:: RECORDS SHOWN

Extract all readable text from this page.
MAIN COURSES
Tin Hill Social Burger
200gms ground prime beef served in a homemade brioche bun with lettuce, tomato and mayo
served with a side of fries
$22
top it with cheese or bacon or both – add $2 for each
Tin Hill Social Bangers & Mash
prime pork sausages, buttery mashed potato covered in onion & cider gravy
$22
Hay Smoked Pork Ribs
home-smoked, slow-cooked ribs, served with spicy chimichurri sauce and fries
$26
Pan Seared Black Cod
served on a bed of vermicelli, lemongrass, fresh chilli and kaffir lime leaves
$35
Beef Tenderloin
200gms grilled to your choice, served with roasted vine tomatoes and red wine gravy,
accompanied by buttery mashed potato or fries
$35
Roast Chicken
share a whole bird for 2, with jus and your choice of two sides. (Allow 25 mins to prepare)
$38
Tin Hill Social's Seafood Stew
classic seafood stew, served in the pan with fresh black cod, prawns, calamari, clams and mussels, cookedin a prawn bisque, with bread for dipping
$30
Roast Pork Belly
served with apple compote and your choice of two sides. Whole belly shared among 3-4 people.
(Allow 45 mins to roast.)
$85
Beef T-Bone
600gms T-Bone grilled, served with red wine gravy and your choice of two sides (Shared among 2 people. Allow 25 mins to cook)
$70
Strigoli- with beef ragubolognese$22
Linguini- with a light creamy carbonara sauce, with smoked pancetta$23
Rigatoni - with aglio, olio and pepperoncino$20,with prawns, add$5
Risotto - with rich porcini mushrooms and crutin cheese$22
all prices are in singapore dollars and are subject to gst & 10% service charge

::::

### THE REQUEST
Transcribe each record exactly. Leave nothing out.

### RESULT OF THE EXERCISE
Extract all readable text from this page.
MAIN COURSES
Tin Hill Social Burger
200gms ground prime beef served in a homemade brioche bun with lettuce, tomato and mayo
served with a side of fries
$22
top it with cheese or bacon or both – add $2 for each
Tin Hill Social Bangers & Mash
prime pork sausages, buttery mashed potato covered in onion & cider gravy
$22
Hay Smoked Pork Ribs
home-smoked, slow-cooked ribs, served with spicy chimichurri sauce and fries
$26
Pan Seared Black Cod
served on a bed of vermicelli, lemongrass, fresh chilli and kaffir lime leaves
$35
Beef Tenderloin
200gms grilled to your choice, served with roasted vine tomatoes and red wine gravy,
accompanied by buttery mashed potato or fries
$35
Roast Chicken
share a whole bird for 2, with jus and your choice of two sides. (Allow 25 mins to prepare)
$38
Tin Hill Social's Seafood Stew
classic seafood stew, served in the pan with fresh black cod, prawns, calamari, clams and mussels, cookedin a prawn bisque, with bread for dipping
$30
Roast Pork Belly
served with apple compote and your choice of two sides. Whole belly shared among 3-4 people.
(Allow 45 mins to roast.)
$85
Beef T-Bone
600gms T-Bone grilled, served with red wine gravy and your choice of two sides (Shared among 2 people. Allow 25 mins to cook)
$70
Strigoli- with beef ragubolognese$22
Linguini- with a light creamy carbonara sauce, with smoked pancetta$23
Rigatoni - with aglio, olio and pepperoncino$20,with prawns, add$5
Risotto - with rich porcini mushrooms and crutin cheese$22
all prices are in singapore dollars and are subject to gst & 10% service charge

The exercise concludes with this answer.